### Vorgegebener Text

Waschkörbeweise Bewerbungen – das war einmal. Aus dem Arbeitgebermarkt ist ein Arbeitnehmermarkt geworden. Wie die Deutsche Bahn und Daimler reagieren.

Mit Pavillon und rotem Würfel auf Fachkräftesuche: Auf dem Bahnhofsvorplatz in Karlsruhe hat die Deutsche Bahn Ende März versucht, Interessierte für offene Stellen zu finden.
Mit Pavillon und rotem Würfel auf Fachkräftesuche: Auf dem Bahnhofsvorplatz in Karlsruhe hat die Deutsche Bahn Ende März versucht, Interessierte für offene Stellen zu finden. Foto: Erika Becker

Vor dem Eingang des Karlsruher Hauptbahnhofs sitzt ein Mann ohne Schuhe, die Füße sind schmutzig. Ein Teenager rennt in Richtung Züge, zwei Touristinnen suchen den Weg nach Durlach.

Im typischen Ambiente des Bahnhofsvorplatzes, hinter einem Meer von Fahrrädern, hat sich die regionale Personalabteilung der Deutschen Bahn mit einem Infostand und einem großen roten Würfel aufgebaut: Die Bahn sucht Fach- und Arbeitskräfte.

Hürden für Bewerbungen sind bei der Deutschen Bahn stark gesenkt

In dem Würfel bietet sie Interessierten an, Platz auf ICE-Sesseln zu nehmen und von geschulten Kräften ihren Lebenslauf checken zu lassen. Bei Messen mit Hochschulabsolventen kommt dieses Angebot wohl besser an. Doch der Konzern muss breiter ausrücken, um Personal zu finden. „Wir gehen zu den Menschen vor Ort“, formuliert es die Recruiting-Leiterin der Bahn für den Südwesten, Carla Beige.

Es reicht nicht mehr, Anzeigen zu schalten und auf Berufsmessen zu gehen. „Mit unseren Kampagnen sind wir bundesweit präsent“, sagt Beige. Den März hat der Konzern kurzerhand zum Weltfrauenmonat erklärt, und will bei Events unter diesem Label auch Frauen ansprechen – in Medien wie Instagram und Facebook ist das nicht zu übersehen.

Die Hürden für eine Bewerbung hat der Konzern dabei stark gesenkt. Für Azubis und einige Berufsgruppen braucht es gar kein Anschreiben mehr.

Ein paar Klicks auf dem Handy reichen. „Den Rechner packt dafür heute kaum noch einer aus“, sagt Beige. Quereinsteiger mit abgeschlossener Berufsausbildung – egal welcher – können sich bei voller Bezahlung zum Zugführer oder Fahrdienstleiter umschulen lassen.

Wir begegnen den Bewerberinnen und Bewerbern auf Augenhöhe. Wir bewerben uns auch um sie.
Arndt Zeitz, Daimler Truck

Der Markt hat sich umgekehrt: Von einem Arbeitgeber- zu einem Arbeitnehmermarkt. Personalchefs, die sich noch an Waschkörbe voller Bewerbungen erinnern, lassen jetzt bei sogenannten Recruiting-Events regelrecht den roten Teppich für Interessierte ausrollen, die Firmen zeigen sich von ihrer besten Seite.

### Arbeitsanweisung A
Nenne bitte alle Personen, die im Text über die Personalsuche der Deutschen Bahn mit vollem Namen vorkommen.
Die Datensätze haben mit dem Text nichts zu tun.

(Annotierte Elementeinträge)
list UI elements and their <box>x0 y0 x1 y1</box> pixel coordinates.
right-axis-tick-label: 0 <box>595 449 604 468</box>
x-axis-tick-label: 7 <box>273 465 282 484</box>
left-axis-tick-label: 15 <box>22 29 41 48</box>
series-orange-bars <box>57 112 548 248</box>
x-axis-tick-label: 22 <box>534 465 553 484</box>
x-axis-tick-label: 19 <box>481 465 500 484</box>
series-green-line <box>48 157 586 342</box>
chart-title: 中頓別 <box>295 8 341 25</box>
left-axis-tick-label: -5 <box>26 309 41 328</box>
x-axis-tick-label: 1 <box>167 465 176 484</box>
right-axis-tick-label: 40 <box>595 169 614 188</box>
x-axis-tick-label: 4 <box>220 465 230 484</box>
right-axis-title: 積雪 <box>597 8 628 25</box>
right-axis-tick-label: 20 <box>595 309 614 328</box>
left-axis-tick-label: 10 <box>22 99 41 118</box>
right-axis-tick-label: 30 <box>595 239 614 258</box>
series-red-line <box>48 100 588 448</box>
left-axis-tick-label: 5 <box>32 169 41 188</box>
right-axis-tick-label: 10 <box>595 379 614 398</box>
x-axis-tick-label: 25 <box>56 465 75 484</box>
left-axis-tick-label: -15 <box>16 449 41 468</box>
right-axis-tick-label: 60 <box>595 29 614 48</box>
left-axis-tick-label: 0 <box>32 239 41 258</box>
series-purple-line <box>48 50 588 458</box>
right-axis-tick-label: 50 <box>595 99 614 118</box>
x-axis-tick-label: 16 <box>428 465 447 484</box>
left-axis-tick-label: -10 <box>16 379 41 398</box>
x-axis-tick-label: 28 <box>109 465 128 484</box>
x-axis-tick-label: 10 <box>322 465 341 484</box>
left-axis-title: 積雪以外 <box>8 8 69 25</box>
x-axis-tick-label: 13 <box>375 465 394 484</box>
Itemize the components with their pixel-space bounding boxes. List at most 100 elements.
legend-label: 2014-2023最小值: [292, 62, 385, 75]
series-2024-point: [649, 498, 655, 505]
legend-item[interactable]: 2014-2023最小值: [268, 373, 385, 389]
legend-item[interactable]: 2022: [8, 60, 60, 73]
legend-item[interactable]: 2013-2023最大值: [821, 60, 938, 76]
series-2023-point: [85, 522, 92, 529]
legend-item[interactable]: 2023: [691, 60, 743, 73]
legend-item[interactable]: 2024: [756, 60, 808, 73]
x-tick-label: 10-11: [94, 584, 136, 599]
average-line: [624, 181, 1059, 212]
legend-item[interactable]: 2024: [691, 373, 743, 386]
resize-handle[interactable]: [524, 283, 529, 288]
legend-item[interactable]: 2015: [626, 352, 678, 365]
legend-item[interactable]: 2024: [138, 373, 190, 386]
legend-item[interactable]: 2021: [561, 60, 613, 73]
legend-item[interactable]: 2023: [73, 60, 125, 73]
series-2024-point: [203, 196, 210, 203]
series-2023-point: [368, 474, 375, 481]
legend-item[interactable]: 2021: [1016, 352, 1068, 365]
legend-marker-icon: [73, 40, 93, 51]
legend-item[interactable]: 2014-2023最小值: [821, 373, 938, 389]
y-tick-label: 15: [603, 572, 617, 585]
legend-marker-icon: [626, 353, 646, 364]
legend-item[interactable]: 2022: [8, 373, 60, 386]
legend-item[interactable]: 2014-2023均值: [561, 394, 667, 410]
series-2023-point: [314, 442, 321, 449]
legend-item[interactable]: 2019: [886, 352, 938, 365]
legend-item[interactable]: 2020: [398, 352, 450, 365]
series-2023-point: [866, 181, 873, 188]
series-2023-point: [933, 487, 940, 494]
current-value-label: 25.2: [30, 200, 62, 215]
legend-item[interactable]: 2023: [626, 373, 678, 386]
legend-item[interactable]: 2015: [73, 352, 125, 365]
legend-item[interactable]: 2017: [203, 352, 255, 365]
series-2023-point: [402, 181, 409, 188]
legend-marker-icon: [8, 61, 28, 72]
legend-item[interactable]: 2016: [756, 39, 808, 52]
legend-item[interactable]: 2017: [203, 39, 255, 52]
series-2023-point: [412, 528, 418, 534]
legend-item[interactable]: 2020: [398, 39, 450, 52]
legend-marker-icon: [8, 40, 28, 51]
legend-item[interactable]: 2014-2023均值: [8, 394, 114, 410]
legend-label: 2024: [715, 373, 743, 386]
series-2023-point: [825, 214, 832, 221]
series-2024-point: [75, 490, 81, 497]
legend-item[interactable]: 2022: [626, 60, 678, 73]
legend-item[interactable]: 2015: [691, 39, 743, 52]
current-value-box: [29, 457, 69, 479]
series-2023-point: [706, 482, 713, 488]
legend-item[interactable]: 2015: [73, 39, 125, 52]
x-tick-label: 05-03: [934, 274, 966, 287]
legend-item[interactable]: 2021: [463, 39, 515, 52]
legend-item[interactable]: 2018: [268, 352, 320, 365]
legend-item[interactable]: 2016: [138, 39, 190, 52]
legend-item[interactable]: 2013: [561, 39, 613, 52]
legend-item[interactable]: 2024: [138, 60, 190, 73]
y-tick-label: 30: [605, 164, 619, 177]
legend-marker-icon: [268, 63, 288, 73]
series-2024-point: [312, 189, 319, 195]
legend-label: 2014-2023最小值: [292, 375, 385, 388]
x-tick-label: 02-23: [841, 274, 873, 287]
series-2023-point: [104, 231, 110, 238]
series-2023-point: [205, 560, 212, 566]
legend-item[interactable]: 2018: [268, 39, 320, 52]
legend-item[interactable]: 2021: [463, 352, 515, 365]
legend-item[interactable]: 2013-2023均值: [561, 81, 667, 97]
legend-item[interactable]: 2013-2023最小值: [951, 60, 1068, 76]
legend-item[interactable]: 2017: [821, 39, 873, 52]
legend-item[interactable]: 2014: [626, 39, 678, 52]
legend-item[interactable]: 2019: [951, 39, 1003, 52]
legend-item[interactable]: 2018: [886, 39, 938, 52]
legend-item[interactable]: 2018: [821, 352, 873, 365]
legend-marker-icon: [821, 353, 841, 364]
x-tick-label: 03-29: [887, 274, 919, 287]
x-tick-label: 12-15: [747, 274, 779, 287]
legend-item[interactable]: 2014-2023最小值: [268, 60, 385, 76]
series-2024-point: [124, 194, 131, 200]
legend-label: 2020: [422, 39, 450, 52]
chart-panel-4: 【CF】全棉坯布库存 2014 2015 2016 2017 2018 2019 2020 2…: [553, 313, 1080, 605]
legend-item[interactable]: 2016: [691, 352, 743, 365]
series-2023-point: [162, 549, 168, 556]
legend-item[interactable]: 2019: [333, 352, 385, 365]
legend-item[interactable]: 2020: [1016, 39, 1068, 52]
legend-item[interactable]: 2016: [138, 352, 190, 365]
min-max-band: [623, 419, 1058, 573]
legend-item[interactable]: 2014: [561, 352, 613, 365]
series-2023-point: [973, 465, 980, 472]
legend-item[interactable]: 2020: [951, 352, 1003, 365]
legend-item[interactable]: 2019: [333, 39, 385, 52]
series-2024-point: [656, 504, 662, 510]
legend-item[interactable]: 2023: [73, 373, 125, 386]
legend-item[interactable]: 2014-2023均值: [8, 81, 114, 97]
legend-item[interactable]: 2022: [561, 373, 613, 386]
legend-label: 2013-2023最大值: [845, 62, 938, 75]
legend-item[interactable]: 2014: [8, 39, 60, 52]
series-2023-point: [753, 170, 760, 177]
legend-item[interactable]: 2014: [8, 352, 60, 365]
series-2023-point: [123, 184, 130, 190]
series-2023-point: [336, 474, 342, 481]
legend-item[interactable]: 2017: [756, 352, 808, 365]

### Arbeitsanweisung B
Schreibe aus den Datensätzen die Zeilen unverändert ab, angefangen bei ihrer ersten Zeile und weiter bis einschließlich der Zeile mit „x-axis-tick-label: 22 <box>534“.

### Fertige Antwort A
Erika Becker, Carla Beige, Arndt Zeitz

### Fertige Antwort B
list UI elements and their <box>x0 y0 x1 y1</box> pixel coordinates.
right-axis-tick-label: 0 <box>595 449 604 468</box>
x-axis-tick-label: 7 <box>273 465 282 484</box>
left-axis-tick-label: 15 <box>22 29 41 48</box>
series-orange-bars <box>57 112 548 248</box>
x-axis-tick-label: 22 <box>534 465 553 484</box>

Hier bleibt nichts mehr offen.